[Saved entries]
------------------------------------------------
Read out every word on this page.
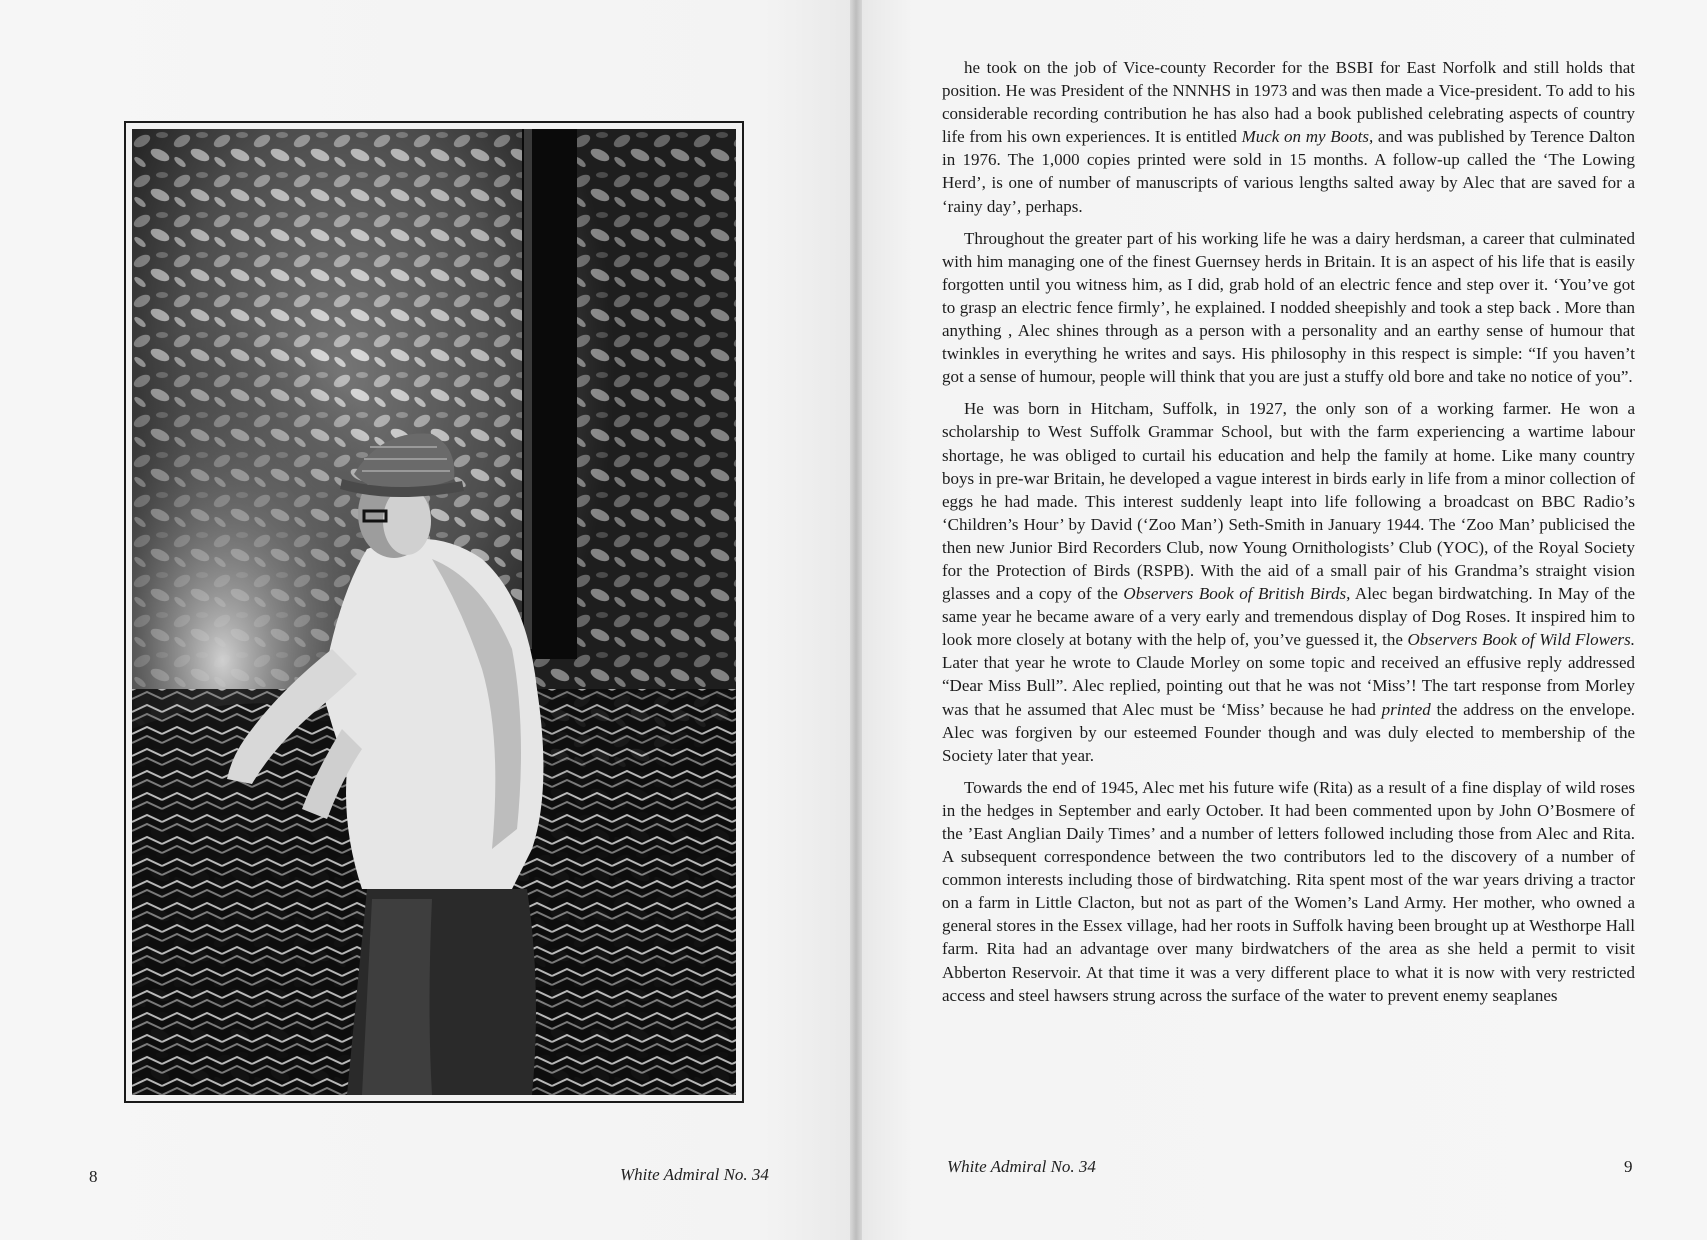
8	White Admiral No. 34

he took on the job of Vice-county Recorder for the BSBI for East Norfolk and still holds that position. He was President of the NNNHS in 1973 and was then made a Vice-president. To add to his considerable recording contribution he has also had a book published celebrating aspects of country life from his own experiences. It is entitled Muck on my Boots, and was published by Terence Dalton in 1976. The 1,000 copies printed were sold in 15 months. A follow-up called the ‘The Lowing Herd’, is one of number of manuscripts of various lengths salted away by Alec that are saved for a ‘rainy day’, perhaps.

Throughout the greater part of his working life he was a dairy herdsman, a career that culminated with him managing one of the finest Guernsey herds in Britain. It is an aspect of his life that is easily forgotten until you witness him, as I did, grab hold of an electric fence and step over it. ‘You’ve got to grasp an electric fence firmly’, he explained. I nodded sheepishly and took a step back . More than anything , Alec shines through as a person with a personality and an earthy sense of humour that twinkles in everything he writes and says. His philosophy in this respect is simple: “If you haven’t got a sense of humour, people will think that you are just a stuffy old bore and take no notice of you”.

He was born in Hitcham, Suffolk, in 1927, the only son of a working farmer. He won a scholarship to West Suffolk Grammar School, but with the farm experiencing a wartime labour shortage, he was obliged to curtail his education and help the family at home. Like many country boys in pre-war Britain, he developed a vague interest in birds early in life from a minor collection of eggs he had made. This interest suddenly leapt into life following a broadcast on BBC Radio’s ‘Children’s Hour’ by David (‘Zoo Man’) Seth-Smith in January 1944. The ‘Zoo Man’ publicised the then new Junior Bird Recorders Club, now Young Ornithologists’ Club (YOC), of the Royal Society for the Protection of Birds (RSPB). With the aid of a small pair of his Grandma’s straight vision glasses and a copy of the Observers Book of British Birds, Alec began birdwatching. In May of the same year he became aware of a very early and tremendous display of Dog Roses. It inspired him to look more closely at botany with the help of, you’ve guessed it, the Observers Book of Wild Flowers. Later that year he wrote to Claude Morley on some topic and received an effusive reply addressed “Dear Miss Bull”. Alec replied, pointing out that he was not ‘Miss’! The tart response from Morley was that he assumed that Alec must be ‘Miss’ because he had printed the address on the envelope. Alec was forgiven by our esteemed Founder though and was duly elected to membership of the Society later that year.

Towards the end of 1945, Alec met his future wife (Rita) as a result of a fine display of wild roses in the hedges in September and early October. It had been commented upon by John O’Bosmere of the ’East Anglian Daily Times’ and a number of letters followed including those from Alec and Rita. A subsequent correspondence between the two contributors led to the discovery of a number of common interests including those of birdwatching. Rita spent most of the war years driving a tractor on a farm in Little Clacton, but not as part of the Women’s Land Army. Her mother, who owned a general stores in the Essex village, had her roots in Suffolk having been brought up at Westhorpe Hall farm. Rita had an advantage over many birdwatchers of the area as she held a permit to visit Abberton Reservoir. At that time it was a very different place to what it is now with very restricted access and steel hawsers strung across the surface of the water to prevent enemy seaplanes

White Admiral No. 34	9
------------------------------------------------
# WHAT YOU SHOULD DO:
Output an exact copy of the material, with the pictures removed.

# COMPLETE RESPONSE:
Read out every word on this page.
8	White Admiral No. 34

he took on the job of Vice-county Recorder for the BSBI for East Norfolk and still holds that position. He was President of the NNNHS in 1973 and was then made a Vice-president. To add to his considerable recording contribution he has also had a book published celebrating aspects of country life from his own experiences. It is entitled Muck on my Boots, and was published by Terence Dalton in 1976. The 1,000 copies printed were sold in 15 months. A follow-up called the ‘The Lowing Herd’, is one of number of manuscripts of various lengths salted away by Alec that are saved for a ‘rainy day’, perhaps.

Throughout the greater part of his working life he was a dairy herdsman, a career that culminated with him managing one of the finest Guernsey herds in Britain. It is an aspect of his life that is easily forgotten until you witness him, as I did, grab hold of an electric fence and step over it. ‘You’ve got to grasp an electric fence firmly’, he explained. I nodded sheepishly and took a step back . More than anything , Alec shines through as a person with a personality and an earthy sense of humour that twinkles in everything he writes and says. His philosophy in this respect is simple: “If you haven’t got a sense of humour, people will think that you are just a stuffy old bore and take no notice of you”.

He was born in Hitcham, Suffolk, in 1927, the only son of a working farmer. He won a scholarship to West Suffolk Grammar School, but with the farm experiencing a wartime labour shortage, he was obliged to curtail his education and help the family at home. Like many country boys in pre-war Britain, he developed a vague interest in birds early in life from a minor collection of eggs he had made. This interest suddenly leapt into life following a broadcast on BBC Radio’s ‘Children’s Hour’ by David (‘Zoo Man’) Seth-Smith in January 1944. The ‘Zoo Man’ publicised the then new Junior Bird Recorders Club, now Young Ornithologists’ Club (YOC), of the Royal Society for the Protection of Birds (RSPB). With the aid of a small pair of his Grandma’s straight vision glasses and a copy of the Observers Book of British Birds, Alec began birdwatching. In May of the same year he became aware of a very early and tremendous display of Dog Roses. It inspired him to look more closely at botany with the help of, you’ve guessed it, the Observers Book of Wild Flowers. Later that year he wrote to Claude Morley on some topic and received an effusive reply addressed “Dear Miss Bull”. Alec replied, pointing out that he was not ‘Miss’! The tart response from Morley was that he assumed that Alec must be ‘Miss’ because he had printed the address on the envelope. Alec was forgiven by our esteemed Founder though and was duly elected to membership of the Society later that year.

Towards the end of 1945, Alec met his future wife (Rita) as a result of a fine display of wild roses in the hedges in September and early October. It had been commented upon by John O’Bosmere of the ’East Anglian Daily Times’ and a number of letters followed including those from Alec and Rita. A subsequent correspondence between the two contributors led to the discovery of a number of common interests including those of birdwatching. Rita spent most of the war years driving a tractor on a farm in Little Clacton, but not as part of the Women’s Land Army. Her mother, who owned a general stores in the Essex village, had her roots in Suffolk having been brought up at Westhorpe Hall farm. Rita had an advantage over many birdwatchers of the area as she held a permit to visit Abberton Reservoir. At that time it was a very different place to what it is now with very restricted access and steel hawsers strung across the surface of the water to prevent enemy seaplanes

White Admiral No. 34	9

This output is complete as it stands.